* Exercise directions *
In the forum thread about Citus, explain why the writer's pre-computed data tables need UPDATE support. Keep it to one to three sentences.
[START OF Excerpted passage]
Ideally, what I'd like is that people can optionally plug in something like Citus if they need it (and many don't! Even SQLite actually works fine for many) and have standard SQL "just work" without sweeping architectural changes. They can switch it on/off as they please. I don't mind adding a few "if using_citus then ..." exceptions here or there, but there's a limit, especially since many people just don't need it (but will still "stuck" with a much more complex table structure because of it).
This, for me anyway, is the appeal of things like Citus or TimescaleDB vs. more specialized solutions like Clickhouse or whatnot. I don't need to get the "fastest possible solution", and these solutions strike a good middle ground between complexity/ease of setup vs. speed.
There is also a second use case for UPDATE (the above is mostly for DELETE): right now I pre-compute some data and run most queries on that, rather than the main append-only table with events because this is rather faster in various cases. Because the data is aggregated by hour or day, it needs to update those rows when new events come in. The way I do that now is with a unique key and "insert [..] on conflict [..] do update [..]", but there's a bunch of other ways to do this (but this it probably the easiest).
In principle those tables should become obsolete with a column store, but when I tried cstore_fdw last year this wasn't really fast enough (although this version may be, I didn't try yet). Even if it would be fast enough, this still means I'd have to write all queries twice: once for the "normal" PostgreSQL/SQLite use case, and once for the Citus use case, which isn't especially appealing.
So, tl;dr, I want Citus to be an optional thing people can use, and maintain compatibility with mainstream PostgreSQL and SQLite (and, possibly, other engines in the future too).
Perhaps this is a rare use cases? I don't know. But this is my use case.
I would need just random updates. In almost all cases i wouldn‘t update old records, but sometimes some data needs to be records needs to be rewritten or deleted because of gdpr requests.
Amazon really missed the boat on Citus, a few more great acquisitions like this and Azure is going to look great (yes I know it can be still self installed on AWS).
i recently started diving into postgresql and it seems to me that there is a patchwork of HA solutions (with patroni being the most feature-full) but no real multi-master solution for postgresql released under an open source license.
There's BDR (bi-directional replication) but apparently 2ndquadrant pulled it back under a proprietary license, am i right?
what's the current status of postgresql multi-master HA?
[END OF Excerpted passage]
[START OF Information provided]
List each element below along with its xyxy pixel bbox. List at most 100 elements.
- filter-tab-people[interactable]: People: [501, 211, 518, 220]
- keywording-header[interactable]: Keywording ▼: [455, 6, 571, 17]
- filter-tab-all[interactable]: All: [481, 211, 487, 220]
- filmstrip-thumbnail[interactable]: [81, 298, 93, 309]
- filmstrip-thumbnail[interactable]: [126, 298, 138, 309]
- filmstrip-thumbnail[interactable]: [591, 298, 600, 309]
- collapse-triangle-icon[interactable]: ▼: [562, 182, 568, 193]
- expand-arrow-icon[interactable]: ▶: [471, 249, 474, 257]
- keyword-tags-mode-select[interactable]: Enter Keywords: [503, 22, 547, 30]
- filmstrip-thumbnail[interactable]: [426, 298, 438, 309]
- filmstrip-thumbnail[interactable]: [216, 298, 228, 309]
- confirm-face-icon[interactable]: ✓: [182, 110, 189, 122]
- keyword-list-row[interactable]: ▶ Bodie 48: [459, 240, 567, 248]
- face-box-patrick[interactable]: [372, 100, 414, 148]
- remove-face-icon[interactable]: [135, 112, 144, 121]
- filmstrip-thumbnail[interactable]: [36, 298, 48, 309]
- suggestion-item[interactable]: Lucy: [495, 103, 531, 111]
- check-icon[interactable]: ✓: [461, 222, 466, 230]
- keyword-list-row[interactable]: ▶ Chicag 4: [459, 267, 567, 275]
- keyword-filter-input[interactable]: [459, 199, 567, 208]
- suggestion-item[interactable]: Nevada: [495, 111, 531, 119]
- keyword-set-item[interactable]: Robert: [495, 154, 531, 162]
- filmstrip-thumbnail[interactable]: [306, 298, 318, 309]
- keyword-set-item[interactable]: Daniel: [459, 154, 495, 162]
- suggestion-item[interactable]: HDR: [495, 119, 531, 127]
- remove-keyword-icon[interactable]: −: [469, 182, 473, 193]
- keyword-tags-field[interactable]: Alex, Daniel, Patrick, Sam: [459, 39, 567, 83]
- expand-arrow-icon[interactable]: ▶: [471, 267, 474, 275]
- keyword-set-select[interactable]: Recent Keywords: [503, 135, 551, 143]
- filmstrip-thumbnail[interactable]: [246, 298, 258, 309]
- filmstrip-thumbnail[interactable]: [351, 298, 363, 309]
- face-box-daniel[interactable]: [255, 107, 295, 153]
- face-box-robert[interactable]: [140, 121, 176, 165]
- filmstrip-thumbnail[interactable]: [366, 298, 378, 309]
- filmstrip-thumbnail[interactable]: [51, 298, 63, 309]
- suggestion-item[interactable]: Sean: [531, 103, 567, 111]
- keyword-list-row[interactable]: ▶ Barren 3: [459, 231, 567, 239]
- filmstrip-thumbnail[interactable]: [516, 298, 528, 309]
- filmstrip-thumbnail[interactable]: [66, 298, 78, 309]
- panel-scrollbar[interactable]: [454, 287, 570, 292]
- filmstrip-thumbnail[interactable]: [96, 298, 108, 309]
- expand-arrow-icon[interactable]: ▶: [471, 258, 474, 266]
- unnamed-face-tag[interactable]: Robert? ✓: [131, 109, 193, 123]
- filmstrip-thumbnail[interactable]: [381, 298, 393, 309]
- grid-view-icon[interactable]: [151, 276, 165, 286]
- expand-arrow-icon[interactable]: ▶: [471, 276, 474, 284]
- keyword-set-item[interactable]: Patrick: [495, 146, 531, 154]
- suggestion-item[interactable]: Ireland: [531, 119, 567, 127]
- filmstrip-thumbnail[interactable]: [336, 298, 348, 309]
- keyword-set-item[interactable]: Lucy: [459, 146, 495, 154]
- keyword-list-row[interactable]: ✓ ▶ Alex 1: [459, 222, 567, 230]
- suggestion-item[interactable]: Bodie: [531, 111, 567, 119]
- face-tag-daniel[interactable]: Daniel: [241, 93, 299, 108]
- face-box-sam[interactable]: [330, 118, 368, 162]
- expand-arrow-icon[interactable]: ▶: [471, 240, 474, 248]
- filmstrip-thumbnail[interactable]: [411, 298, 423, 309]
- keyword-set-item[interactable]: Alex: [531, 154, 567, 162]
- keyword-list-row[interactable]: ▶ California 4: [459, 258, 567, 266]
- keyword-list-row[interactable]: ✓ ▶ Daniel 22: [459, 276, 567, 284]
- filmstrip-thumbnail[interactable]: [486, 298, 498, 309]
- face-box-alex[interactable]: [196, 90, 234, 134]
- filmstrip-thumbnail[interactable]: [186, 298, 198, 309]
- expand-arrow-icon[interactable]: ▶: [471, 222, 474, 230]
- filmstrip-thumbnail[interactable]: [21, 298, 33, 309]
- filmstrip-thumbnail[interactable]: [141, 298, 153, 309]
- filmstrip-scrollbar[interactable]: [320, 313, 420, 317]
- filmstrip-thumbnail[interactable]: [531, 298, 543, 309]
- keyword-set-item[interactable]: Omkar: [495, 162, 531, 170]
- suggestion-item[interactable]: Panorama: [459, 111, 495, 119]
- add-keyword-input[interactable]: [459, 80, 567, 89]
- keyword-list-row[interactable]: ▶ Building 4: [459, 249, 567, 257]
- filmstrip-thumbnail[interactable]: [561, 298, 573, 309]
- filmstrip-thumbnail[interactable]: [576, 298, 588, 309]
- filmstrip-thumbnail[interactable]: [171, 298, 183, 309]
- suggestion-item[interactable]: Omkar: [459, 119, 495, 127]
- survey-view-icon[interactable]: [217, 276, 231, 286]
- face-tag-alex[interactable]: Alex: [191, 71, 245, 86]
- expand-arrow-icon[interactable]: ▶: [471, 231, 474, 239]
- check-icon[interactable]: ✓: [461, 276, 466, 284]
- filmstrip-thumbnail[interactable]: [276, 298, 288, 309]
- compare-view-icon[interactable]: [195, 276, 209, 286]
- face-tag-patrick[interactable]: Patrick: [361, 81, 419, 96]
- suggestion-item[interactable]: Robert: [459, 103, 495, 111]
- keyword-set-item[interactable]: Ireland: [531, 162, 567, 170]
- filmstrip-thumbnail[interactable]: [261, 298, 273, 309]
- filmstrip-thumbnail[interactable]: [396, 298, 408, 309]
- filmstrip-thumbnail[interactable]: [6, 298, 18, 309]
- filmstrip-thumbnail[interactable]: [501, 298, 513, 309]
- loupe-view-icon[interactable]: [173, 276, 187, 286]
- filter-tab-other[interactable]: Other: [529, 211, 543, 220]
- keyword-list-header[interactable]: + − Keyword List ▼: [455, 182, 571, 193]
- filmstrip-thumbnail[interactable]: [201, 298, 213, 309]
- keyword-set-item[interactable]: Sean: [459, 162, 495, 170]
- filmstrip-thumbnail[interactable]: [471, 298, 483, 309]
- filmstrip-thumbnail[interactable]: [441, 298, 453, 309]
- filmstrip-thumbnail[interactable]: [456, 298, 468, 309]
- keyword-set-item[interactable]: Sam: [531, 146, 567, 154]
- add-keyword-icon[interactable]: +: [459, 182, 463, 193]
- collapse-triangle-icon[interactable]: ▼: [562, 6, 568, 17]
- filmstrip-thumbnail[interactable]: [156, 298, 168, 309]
[END OF Information provided]
* Worked solution *
The pre-computed data is aggregated by hour or day, so those rows must be updated whenever new events come in. The writer keeps these tables, rather than querying the main append-only events table, because they are faster in various cases.